[Records that describe figures]
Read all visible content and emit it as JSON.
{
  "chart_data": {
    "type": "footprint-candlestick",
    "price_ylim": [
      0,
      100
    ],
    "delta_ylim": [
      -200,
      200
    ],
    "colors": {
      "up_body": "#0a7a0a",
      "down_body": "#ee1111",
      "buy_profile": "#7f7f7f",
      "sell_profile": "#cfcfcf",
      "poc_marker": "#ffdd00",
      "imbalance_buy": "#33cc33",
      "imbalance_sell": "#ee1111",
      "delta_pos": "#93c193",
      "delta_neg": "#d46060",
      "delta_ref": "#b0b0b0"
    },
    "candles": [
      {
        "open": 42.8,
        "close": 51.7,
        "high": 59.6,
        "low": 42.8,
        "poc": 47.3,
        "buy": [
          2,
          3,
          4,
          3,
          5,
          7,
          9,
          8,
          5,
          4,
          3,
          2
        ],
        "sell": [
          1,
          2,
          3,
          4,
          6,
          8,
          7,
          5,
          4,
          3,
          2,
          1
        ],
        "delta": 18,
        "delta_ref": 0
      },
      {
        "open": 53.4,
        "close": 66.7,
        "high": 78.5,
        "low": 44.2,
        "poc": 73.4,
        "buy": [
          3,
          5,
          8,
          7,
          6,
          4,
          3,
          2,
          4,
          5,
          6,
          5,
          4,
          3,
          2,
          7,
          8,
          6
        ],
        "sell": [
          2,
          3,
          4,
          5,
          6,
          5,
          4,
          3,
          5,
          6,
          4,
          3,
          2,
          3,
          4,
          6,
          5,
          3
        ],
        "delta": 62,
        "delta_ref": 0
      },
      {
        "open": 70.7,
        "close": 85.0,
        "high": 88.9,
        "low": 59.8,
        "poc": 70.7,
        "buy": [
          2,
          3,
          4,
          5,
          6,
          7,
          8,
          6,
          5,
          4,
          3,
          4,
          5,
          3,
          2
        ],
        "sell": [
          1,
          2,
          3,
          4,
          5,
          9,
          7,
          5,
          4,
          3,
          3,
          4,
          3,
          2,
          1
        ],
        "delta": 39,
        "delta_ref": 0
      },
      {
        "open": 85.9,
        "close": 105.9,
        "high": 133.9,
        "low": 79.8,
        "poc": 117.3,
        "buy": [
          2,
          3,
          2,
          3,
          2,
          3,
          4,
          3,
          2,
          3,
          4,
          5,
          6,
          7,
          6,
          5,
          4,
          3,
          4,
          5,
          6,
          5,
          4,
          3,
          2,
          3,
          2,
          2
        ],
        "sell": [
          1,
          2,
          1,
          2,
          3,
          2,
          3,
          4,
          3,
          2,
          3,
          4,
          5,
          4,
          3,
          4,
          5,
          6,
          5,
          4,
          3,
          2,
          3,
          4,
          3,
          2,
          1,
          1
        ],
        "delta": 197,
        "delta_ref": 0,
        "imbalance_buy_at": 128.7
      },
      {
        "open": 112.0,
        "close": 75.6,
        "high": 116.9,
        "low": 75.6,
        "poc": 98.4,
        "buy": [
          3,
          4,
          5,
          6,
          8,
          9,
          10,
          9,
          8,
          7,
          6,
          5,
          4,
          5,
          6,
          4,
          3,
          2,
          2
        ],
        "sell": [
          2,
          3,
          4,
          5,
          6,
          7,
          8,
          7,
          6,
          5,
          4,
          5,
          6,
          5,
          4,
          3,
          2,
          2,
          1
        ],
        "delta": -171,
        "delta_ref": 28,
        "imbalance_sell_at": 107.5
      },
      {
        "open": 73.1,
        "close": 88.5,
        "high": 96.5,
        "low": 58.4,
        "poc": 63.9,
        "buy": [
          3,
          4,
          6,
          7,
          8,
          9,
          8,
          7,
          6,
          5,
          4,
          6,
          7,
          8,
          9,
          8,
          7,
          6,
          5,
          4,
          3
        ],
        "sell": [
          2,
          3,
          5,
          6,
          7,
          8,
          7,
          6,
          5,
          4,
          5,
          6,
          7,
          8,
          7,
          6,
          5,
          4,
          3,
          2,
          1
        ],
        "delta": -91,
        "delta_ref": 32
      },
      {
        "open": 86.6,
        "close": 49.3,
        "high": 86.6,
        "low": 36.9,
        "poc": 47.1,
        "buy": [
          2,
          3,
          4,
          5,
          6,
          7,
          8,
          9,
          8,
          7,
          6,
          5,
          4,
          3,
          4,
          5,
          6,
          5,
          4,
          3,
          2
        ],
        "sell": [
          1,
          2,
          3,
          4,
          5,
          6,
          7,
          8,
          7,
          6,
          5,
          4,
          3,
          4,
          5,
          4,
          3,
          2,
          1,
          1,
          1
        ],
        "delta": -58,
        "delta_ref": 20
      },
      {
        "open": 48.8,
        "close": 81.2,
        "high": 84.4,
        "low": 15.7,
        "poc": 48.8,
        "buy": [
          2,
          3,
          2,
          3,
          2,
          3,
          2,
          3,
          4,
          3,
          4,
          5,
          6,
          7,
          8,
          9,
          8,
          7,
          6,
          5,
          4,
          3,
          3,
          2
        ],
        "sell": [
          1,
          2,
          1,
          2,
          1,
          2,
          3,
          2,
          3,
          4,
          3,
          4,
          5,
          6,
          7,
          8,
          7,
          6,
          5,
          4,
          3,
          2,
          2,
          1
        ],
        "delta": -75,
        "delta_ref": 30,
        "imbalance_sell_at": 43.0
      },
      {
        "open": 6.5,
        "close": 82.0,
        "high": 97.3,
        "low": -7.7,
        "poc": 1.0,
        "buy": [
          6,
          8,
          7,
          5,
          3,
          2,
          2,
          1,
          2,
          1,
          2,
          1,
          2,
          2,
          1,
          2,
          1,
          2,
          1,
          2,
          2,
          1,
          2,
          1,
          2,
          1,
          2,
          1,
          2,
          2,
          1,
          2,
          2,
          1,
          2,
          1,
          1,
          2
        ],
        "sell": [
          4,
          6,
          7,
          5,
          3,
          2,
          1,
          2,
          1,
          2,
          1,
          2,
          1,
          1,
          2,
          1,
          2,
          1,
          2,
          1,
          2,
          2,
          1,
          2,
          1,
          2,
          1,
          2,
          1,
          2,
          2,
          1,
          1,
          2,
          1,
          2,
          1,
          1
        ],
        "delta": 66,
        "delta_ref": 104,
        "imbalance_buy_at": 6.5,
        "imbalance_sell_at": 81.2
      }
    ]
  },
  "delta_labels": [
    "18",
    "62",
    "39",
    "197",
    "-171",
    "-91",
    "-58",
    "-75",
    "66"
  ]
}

## Aim
Return every line above that contains the word "close".

## Full solution
        "close": 51.7,
        "close": 66.7,
        "close": 85.0,
        "close": 105.9,
        "close": 75.6,
        "close": 88.5,
        "close": 49.3,
        "close": 81.2,
        "close": 82.0,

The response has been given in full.